■ **Objective**
Among the entries below, find the lines with "ylabel" and copy them.

■ **Data records**
────────
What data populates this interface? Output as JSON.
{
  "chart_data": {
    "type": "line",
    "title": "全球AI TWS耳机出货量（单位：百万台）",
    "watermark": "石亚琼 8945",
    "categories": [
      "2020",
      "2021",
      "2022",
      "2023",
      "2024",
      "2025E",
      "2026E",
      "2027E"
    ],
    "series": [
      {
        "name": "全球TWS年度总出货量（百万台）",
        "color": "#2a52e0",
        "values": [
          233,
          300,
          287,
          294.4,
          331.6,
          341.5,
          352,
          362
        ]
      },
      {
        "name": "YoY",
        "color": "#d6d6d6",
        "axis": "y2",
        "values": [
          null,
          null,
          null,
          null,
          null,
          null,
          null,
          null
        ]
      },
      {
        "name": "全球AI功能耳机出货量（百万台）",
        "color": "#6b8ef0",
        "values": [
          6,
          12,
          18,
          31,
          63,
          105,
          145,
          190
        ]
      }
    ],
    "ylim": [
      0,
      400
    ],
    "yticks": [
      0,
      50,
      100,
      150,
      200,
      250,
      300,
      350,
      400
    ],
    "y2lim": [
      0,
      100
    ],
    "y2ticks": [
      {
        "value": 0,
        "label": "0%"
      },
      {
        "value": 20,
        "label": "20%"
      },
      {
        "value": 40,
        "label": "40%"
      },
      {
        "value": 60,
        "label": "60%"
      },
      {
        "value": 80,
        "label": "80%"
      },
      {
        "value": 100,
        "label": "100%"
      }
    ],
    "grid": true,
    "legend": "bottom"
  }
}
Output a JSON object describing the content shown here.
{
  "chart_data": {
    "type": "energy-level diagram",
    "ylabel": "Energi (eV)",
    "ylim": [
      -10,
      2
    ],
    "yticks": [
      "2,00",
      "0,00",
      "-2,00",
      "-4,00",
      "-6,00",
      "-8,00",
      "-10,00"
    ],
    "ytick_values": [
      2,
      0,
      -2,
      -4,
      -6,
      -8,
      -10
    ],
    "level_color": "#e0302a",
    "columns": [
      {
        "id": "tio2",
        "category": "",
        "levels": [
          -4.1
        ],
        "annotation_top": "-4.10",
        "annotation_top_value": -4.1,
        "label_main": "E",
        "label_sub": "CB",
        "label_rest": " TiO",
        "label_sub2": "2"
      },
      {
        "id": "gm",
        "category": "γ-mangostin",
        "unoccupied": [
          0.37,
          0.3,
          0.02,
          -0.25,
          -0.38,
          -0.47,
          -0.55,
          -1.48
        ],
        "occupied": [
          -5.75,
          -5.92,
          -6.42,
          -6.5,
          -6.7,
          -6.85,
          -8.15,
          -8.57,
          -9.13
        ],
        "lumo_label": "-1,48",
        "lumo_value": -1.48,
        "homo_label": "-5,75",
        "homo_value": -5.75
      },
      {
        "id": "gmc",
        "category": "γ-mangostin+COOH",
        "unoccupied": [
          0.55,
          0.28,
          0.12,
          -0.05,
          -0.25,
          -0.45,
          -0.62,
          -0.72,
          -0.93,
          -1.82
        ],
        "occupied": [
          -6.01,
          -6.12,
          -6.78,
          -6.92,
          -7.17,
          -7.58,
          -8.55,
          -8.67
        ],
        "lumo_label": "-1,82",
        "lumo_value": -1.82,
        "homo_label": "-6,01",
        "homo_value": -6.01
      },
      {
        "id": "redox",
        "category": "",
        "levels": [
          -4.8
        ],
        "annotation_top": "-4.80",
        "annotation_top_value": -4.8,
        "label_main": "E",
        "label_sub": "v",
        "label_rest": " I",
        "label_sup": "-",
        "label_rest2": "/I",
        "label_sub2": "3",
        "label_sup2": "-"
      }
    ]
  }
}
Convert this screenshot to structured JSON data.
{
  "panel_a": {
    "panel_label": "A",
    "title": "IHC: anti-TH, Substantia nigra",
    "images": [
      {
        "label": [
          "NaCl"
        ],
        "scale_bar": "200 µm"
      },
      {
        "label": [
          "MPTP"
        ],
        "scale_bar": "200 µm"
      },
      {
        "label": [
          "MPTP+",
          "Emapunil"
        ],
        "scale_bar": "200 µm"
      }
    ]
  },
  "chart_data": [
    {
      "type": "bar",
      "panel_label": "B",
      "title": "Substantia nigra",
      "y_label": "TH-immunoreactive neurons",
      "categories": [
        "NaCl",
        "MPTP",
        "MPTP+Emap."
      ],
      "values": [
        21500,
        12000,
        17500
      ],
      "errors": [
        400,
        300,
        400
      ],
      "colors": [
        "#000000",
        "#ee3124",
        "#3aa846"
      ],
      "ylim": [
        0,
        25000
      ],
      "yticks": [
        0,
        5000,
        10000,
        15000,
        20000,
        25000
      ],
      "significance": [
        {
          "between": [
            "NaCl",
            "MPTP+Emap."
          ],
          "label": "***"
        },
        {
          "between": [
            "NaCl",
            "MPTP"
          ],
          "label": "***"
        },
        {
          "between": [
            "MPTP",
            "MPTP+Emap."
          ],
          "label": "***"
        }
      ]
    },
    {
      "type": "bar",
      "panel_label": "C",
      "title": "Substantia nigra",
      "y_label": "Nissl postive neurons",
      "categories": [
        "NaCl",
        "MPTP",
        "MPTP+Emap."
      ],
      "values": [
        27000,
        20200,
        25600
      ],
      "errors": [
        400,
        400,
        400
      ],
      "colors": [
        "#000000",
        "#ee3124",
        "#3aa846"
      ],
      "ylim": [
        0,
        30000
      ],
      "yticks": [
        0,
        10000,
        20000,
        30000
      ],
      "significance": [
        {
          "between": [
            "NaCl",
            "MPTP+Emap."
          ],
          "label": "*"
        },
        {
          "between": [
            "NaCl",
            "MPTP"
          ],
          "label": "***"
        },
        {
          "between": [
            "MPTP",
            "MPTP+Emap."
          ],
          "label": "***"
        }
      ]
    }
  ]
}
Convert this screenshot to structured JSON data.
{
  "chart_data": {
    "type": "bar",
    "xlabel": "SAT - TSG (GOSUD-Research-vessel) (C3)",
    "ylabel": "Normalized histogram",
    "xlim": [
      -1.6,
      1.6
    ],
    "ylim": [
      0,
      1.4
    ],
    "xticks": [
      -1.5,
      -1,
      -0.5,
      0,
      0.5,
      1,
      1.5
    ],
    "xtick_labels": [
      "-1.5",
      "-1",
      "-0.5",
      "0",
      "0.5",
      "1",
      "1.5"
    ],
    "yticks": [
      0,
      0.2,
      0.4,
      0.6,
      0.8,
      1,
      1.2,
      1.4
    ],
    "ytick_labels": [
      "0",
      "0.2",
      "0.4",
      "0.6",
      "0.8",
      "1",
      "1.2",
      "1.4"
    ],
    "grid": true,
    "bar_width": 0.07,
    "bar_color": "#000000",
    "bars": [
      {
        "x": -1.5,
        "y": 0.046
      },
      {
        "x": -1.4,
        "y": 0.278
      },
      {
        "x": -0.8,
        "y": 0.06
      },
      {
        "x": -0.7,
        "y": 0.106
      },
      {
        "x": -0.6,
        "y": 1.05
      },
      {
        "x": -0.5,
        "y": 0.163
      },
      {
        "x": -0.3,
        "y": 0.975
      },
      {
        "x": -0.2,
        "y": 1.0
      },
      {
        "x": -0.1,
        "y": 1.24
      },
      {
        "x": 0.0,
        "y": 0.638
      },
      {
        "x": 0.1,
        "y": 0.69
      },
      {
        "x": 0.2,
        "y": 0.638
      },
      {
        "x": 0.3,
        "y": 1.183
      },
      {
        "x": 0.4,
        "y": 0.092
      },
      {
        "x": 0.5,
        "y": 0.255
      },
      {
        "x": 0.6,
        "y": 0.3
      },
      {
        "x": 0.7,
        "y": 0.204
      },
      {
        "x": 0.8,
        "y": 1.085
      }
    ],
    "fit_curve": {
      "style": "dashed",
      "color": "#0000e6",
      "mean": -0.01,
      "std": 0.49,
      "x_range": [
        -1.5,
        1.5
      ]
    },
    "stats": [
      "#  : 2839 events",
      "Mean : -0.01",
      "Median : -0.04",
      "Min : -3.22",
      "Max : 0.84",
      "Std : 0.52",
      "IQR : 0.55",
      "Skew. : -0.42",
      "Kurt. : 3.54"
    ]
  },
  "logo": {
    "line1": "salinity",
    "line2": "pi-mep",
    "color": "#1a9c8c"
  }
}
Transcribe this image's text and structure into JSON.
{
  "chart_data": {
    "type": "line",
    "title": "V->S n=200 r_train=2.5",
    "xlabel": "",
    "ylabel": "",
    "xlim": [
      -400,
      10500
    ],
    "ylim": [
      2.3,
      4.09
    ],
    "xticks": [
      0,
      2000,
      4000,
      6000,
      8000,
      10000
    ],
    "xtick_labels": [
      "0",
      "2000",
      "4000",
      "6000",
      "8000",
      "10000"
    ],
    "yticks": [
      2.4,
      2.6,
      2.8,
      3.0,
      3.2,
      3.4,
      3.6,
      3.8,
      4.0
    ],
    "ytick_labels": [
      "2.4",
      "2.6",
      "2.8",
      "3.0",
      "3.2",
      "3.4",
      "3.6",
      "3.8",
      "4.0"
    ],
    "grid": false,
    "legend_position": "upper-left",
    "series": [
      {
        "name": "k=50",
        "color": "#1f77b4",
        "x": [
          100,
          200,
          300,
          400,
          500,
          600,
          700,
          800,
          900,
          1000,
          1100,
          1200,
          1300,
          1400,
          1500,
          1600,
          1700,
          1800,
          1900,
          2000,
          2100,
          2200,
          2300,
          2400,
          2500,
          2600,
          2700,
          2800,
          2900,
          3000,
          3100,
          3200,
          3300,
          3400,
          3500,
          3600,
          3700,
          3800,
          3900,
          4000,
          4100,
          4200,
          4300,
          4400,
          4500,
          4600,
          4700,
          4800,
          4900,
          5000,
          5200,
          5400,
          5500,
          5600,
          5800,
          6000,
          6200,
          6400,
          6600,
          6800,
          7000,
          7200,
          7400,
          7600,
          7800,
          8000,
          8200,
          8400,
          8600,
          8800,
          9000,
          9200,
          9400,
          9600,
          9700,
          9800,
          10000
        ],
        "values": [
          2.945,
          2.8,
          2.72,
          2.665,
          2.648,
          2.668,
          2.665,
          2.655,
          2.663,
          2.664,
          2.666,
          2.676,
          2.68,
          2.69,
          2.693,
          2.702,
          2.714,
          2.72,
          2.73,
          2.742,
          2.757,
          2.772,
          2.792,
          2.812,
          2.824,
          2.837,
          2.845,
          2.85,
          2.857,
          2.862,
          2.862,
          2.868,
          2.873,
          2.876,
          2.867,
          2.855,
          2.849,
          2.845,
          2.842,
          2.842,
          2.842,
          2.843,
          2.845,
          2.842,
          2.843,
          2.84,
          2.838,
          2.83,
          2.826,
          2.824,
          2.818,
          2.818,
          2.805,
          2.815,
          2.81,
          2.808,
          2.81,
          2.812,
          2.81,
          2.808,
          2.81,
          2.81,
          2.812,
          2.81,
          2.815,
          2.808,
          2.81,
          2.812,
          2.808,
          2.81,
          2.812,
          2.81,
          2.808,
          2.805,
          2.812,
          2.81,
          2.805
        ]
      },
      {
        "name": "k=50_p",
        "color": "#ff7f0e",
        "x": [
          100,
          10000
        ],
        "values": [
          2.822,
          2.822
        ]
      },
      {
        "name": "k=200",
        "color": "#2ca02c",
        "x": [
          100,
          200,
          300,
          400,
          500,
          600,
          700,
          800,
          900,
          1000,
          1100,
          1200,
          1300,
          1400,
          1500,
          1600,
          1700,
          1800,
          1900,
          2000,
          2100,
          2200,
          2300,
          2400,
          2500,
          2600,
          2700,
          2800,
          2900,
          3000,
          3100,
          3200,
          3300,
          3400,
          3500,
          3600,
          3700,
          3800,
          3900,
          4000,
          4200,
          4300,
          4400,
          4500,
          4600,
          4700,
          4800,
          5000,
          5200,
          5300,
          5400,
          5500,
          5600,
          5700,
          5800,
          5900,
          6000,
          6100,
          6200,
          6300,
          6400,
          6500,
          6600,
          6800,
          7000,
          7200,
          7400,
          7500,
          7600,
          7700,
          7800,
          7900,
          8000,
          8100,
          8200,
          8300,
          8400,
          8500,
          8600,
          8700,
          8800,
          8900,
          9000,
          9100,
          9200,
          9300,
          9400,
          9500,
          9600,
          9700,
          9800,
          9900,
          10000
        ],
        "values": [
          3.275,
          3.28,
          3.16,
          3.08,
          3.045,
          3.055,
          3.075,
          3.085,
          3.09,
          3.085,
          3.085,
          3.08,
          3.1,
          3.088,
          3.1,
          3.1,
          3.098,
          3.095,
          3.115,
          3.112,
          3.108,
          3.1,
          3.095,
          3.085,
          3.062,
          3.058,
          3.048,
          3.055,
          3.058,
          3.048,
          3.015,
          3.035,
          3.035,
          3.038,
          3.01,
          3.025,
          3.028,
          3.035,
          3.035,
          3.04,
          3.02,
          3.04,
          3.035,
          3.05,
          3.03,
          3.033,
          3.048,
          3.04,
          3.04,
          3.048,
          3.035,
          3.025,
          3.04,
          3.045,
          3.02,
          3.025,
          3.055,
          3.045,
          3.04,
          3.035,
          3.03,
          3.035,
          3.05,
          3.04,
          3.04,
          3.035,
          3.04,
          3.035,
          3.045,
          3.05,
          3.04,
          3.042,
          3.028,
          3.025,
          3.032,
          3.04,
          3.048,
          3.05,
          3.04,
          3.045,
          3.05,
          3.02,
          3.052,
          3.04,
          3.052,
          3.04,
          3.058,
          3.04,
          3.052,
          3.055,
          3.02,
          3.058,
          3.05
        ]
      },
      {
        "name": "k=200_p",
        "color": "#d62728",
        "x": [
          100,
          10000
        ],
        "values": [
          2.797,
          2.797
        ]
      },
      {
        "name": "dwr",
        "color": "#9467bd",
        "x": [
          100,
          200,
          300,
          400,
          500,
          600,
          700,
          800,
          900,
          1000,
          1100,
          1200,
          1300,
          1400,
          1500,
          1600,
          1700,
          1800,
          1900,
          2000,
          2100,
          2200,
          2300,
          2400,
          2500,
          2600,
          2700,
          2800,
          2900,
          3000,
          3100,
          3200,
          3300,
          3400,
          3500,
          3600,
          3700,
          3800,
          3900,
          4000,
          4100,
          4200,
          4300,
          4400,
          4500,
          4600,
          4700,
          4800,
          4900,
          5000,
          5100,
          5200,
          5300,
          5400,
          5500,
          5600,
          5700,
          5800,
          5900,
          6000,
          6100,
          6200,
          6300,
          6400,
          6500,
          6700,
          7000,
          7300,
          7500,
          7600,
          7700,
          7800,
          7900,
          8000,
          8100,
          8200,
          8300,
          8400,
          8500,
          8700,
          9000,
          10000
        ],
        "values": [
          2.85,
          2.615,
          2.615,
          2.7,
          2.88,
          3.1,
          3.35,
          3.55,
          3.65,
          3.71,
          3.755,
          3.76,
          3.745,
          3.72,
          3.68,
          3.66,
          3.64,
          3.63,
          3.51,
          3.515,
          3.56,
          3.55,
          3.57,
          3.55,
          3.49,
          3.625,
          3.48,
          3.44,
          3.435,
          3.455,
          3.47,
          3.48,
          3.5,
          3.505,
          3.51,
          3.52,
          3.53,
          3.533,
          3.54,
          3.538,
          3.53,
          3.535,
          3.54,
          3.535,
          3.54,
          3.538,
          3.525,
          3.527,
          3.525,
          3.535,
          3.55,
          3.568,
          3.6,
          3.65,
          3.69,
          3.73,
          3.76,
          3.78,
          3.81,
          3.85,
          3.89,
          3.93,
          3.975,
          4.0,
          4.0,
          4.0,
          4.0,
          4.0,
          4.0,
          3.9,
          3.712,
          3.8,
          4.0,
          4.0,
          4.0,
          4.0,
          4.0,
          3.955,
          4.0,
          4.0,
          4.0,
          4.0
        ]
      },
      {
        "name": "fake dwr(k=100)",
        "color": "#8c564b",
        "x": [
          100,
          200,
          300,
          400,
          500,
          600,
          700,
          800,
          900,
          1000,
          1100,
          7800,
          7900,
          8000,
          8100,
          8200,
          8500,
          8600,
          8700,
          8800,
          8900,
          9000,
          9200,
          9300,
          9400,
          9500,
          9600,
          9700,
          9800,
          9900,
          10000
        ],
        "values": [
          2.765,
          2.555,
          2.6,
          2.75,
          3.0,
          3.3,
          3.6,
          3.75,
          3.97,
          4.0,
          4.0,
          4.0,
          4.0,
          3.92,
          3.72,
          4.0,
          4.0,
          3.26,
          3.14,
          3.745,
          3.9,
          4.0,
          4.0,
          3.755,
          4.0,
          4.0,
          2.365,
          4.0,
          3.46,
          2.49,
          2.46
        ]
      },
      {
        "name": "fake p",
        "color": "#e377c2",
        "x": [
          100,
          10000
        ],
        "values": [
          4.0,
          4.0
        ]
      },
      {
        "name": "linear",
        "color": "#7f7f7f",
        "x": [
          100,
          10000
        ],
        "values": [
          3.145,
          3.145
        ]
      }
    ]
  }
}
────────
■ **Full answer**
    "ylabel": "Energi (eV)",
    "ylabel": "Normalized histogram",
    "ylabel": "",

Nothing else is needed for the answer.